**PAGE EXCERPT**
The other catalytic factor was Young and Stanley’s attendance at the Goner Records festival in Memphis in 2006, which had featured Young’s band Eddy Current Suppression Ring. “Me and Richard also came back from Goner last year – I think that was Goner number four or five – and thought there’s no reason you couldn’t do that,” Young says. “If you kept doing it more people would come, and it was just get better and better”.


King Automatic (FR)

The decision was made to pool resources, bands and logistical capabilities and put on a local festival that showcased both the best – the organisers’ humble opinions – local bands, and allowed the overseas bands to play to reasonable sized crowds. “There’s a lot of good music festivals in Australia, but there’s not really a consciousness in the line-up of bands at the larger festivals about what is going on in with bands that are active in music in Melbourne, that are putting on shows and putting out records and that go to shows and that work together,” Stewart says. "The festival also demonstrated the community spirit that pervades the Melbourne independent music scene. “I guess in the last three or four years there’s been a lot more – in my opinion – bands working together and putting on sicker shows. There’s a high amount of enthusiasm for music in Melbourne, for the stuff that we’re doing.”

**REQUIRED WORK**
**A)** According to the Melbourne festival passage, which festival did Young and Stanley attend in Memphis in 2006?
**B)** Extend the Melbourne festival passage by writing what comes after its final sentence.
The items that come after the Melbourne festival passage have no connection to it.

**DATA EXTRACT**

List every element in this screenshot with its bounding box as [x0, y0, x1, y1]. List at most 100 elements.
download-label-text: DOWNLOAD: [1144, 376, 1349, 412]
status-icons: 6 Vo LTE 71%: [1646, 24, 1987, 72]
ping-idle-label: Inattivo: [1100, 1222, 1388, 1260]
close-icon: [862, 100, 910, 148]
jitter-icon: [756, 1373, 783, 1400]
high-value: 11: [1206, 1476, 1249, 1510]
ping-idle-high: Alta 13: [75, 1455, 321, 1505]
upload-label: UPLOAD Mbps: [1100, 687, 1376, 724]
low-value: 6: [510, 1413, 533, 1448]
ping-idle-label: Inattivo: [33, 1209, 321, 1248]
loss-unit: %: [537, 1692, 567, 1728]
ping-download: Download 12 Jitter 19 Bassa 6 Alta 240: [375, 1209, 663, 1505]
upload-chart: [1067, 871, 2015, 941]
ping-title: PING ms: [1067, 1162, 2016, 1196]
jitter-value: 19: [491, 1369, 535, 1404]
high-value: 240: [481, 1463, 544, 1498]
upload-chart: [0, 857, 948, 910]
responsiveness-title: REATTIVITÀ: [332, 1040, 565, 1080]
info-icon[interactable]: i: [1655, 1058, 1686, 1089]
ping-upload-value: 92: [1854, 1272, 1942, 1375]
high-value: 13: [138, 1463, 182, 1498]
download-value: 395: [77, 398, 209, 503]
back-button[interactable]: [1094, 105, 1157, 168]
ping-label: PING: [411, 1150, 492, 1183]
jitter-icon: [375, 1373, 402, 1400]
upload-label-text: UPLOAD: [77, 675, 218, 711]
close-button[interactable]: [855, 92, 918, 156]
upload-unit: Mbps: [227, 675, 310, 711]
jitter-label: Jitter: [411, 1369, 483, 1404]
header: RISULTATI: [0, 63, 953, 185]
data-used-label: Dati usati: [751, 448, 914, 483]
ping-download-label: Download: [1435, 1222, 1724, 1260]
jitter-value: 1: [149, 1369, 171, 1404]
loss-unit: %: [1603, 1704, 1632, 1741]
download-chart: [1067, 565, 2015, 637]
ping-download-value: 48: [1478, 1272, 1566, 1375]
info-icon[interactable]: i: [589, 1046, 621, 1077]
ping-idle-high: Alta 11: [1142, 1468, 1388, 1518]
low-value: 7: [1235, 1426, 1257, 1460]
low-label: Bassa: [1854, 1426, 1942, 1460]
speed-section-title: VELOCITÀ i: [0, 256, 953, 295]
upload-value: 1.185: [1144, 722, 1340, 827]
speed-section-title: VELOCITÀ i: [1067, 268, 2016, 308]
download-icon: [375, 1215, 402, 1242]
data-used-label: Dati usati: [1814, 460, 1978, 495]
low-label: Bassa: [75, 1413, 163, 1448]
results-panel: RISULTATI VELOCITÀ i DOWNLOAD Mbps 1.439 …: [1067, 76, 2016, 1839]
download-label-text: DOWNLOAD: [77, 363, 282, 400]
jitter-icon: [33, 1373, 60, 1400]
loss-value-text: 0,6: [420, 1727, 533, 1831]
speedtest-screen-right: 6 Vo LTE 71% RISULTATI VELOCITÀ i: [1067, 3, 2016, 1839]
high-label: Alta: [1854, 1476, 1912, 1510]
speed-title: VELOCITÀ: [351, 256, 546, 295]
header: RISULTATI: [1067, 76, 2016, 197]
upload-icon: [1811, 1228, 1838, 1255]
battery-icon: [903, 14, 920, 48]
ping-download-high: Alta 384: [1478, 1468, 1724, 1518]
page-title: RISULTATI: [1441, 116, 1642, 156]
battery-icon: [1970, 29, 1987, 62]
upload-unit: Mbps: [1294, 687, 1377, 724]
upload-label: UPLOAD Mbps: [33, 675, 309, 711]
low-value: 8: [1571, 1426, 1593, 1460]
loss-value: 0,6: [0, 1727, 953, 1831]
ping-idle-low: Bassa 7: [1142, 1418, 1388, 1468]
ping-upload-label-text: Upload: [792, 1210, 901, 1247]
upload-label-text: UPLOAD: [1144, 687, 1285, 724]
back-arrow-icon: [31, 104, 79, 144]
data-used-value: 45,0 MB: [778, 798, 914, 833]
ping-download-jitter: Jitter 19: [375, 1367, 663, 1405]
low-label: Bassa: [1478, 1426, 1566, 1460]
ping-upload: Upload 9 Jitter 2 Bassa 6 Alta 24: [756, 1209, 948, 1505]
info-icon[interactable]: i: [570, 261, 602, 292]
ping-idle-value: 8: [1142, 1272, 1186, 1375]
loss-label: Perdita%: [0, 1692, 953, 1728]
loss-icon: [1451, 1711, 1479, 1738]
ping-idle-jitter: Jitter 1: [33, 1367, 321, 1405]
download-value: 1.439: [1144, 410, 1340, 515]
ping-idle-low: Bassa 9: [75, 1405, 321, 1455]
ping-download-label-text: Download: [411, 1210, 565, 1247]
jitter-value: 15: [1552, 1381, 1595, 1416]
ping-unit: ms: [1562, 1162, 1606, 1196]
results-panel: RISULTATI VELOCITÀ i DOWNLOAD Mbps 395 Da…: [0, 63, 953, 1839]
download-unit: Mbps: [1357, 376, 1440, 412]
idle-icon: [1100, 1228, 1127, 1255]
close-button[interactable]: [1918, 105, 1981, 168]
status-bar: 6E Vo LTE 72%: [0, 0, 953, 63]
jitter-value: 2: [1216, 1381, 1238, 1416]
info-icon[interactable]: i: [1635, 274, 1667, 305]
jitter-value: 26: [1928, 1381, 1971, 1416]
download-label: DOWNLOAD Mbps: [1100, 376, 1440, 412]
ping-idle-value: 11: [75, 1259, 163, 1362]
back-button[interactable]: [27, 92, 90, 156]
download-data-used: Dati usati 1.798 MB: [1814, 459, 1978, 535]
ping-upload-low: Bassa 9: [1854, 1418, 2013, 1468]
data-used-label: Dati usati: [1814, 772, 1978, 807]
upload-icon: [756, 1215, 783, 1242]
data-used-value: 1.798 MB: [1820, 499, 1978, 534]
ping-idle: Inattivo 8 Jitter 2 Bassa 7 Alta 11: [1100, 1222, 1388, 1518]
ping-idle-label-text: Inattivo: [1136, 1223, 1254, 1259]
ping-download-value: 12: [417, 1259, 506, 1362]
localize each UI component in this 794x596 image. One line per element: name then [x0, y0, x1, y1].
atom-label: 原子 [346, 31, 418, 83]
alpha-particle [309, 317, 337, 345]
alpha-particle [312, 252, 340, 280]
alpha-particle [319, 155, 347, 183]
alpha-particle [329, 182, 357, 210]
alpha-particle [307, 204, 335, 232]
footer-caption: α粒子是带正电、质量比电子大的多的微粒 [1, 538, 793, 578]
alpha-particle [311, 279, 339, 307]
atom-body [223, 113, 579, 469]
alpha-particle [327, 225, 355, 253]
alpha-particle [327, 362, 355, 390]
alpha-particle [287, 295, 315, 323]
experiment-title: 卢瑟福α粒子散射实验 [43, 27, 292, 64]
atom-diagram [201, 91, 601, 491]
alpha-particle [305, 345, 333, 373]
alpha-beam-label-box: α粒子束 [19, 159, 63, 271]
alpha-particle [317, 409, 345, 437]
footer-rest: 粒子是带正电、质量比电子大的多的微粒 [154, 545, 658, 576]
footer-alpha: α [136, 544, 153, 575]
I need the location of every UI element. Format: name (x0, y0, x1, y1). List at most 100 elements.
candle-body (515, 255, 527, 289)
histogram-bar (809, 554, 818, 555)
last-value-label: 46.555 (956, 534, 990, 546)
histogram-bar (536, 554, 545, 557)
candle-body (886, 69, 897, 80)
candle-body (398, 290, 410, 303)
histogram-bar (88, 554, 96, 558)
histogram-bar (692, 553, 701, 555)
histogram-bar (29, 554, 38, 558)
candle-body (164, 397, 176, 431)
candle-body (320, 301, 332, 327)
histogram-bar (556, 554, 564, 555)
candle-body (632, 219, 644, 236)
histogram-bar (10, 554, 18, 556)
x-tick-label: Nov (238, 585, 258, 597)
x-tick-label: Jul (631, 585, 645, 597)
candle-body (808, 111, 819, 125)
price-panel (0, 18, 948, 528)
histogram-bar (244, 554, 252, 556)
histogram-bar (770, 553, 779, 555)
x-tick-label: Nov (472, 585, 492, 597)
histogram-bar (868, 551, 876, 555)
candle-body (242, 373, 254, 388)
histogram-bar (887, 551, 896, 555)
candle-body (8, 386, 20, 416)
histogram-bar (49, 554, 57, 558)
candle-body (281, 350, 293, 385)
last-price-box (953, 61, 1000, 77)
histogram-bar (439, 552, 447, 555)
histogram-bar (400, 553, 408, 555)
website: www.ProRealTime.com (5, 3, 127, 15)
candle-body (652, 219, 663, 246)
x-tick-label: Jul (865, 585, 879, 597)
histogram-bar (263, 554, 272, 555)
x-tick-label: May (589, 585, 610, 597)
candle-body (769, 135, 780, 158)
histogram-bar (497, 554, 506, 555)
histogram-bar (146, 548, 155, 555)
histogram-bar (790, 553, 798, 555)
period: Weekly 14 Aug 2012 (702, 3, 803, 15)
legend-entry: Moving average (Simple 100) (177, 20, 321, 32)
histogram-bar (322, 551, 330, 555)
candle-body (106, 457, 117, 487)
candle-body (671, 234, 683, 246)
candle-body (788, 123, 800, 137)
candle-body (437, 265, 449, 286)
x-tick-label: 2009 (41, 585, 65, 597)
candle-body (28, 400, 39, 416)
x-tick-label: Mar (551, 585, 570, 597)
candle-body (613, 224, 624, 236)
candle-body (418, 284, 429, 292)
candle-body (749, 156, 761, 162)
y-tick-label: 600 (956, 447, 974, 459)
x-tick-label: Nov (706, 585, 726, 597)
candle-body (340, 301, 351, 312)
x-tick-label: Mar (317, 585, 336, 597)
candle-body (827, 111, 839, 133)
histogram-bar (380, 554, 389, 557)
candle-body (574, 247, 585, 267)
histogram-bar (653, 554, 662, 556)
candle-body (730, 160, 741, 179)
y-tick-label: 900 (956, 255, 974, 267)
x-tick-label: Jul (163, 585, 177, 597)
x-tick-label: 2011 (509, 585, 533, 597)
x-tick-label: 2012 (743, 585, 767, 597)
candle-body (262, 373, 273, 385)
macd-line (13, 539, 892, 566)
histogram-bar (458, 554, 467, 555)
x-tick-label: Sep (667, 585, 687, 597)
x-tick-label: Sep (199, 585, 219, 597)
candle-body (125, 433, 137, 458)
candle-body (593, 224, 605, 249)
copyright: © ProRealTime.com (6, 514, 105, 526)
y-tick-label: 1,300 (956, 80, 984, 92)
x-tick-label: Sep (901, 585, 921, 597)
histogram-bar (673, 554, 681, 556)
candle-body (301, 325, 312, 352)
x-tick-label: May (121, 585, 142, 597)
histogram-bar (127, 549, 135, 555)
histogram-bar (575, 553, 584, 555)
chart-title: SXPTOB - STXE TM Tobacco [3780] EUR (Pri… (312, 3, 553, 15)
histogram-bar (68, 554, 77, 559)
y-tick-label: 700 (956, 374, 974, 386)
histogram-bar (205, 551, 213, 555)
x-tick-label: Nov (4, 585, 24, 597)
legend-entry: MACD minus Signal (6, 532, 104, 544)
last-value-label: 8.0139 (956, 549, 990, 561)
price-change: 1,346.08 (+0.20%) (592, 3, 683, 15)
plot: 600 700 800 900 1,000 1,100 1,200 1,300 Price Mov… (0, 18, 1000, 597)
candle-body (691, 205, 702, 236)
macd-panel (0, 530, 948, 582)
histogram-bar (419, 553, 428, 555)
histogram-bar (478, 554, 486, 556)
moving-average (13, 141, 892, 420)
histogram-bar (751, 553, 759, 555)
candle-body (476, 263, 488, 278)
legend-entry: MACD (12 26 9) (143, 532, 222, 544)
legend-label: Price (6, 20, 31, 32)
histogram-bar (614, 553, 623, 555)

**THE ANSWERS**
**A)** The Goner Records festival.

**B)**
Initially it was planned to have a two-day festival held over a couple of venues. “But we realised we wanted to do a strong first year, and build on it over time,” Stewart says.

And then there was the issue of the festival name. Like choosing a band name, this was no easy matter. No one’s prepared to admit to the existence of whiteboard or brainstorming session, but there was considerable debate before a title was agreed to.


Deaf Wish

“The name took so fucking long,” Stewart says. “We actually had a night where everyone came over, got drunk and sat down. Sat there for about three hours, suggesting names and everyone going ‘urggh’. And then someone – it was Richard – said ‘what about Flip Out!’ and no one said ‘urggh’. So we had to go with it, had to lock it in. No complaints were allowed after that point,” Stewart says.

In true DIY punk fashion, the festival organisers believe their personal relationship to, and enthusiasm for, the bands on the bill, is an important part of the festival.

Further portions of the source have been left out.